#### Instructions to follow
Reproduce all entries word for word.
>> begin Record excerpts
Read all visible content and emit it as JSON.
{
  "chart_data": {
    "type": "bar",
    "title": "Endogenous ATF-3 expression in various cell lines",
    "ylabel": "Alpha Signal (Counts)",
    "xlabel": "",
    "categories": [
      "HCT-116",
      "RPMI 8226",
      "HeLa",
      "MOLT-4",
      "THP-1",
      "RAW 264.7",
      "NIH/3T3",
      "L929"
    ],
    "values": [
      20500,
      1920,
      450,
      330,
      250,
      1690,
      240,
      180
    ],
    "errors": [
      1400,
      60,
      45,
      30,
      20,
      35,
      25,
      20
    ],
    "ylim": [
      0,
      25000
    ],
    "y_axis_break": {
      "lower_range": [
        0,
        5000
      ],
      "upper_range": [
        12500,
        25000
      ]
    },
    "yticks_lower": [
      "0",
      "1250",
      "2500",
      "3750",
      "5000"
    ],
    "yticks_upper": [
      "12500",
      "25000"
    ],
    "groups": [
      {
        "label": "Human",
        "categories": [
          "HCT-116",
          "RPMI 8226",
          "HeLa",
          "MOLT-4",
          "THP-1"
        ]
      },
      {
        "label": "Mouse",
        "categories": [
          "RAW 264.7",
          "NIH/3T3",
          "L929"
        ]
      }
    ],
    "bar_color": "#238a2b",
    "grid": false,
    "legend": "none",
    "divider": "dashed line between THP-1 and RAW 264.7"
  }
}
>> end Record excerpts
#### Answer to the problem
Read all visible content and emit it as JSON.
{
  "chart_data": {
    "type": "bar",
    "title": "Endogenous ATF-3 expression in various cell lines",
    "ylabel": "Alpha Signal (Counts)",
    "xlabel": "",
    "categories": [
      "HCT-116",
      "RPMI 8226",
      "HeLa",
      "MOLT-4",
      "THP-1",
      "RAW 264.7",
      "NIH/3T3",
      "L929"
    ],
    "values": [
      20500,
      1920,
      450,
      330,
      250,
      1690,
      240,
      180
    ],
    "errors": [
      1400,
      60,
      45,
      30,
      20,
      35,
      25,
      20
    ],
    "ylim": [
      0,
      25000
    ],
    "y_axis_break": {
      "lower_range": [
        0,
        5000
      ],
      "upper_range": [
        12500,
        25000
      ]
    },
    "yticks_lower": [
      "0",
      "1250",
      "2500",
      "3750",
      "5000"
    ],
    "yticks_upper": [
      "12500",
      "25000"
    ],
    "groups": [
      {
        "label": "Human",
        "categories": [
          "HCT-116",
          "RPMI 8226",
          "HeLa",
          "MOLT-4",
          "THP-1"
        ]
      },
      {
        "label": "Mouse",
        "categories": [
          "RAW 264.7",
          "NIH/3T3",
          "L929"
        ]
      }
    ],
    "bar_color": "#238a2b",
    "grid": false,
    "legend": "none",
    "divider": "dashed line between THP-1 and RAW 264.7"
  }
}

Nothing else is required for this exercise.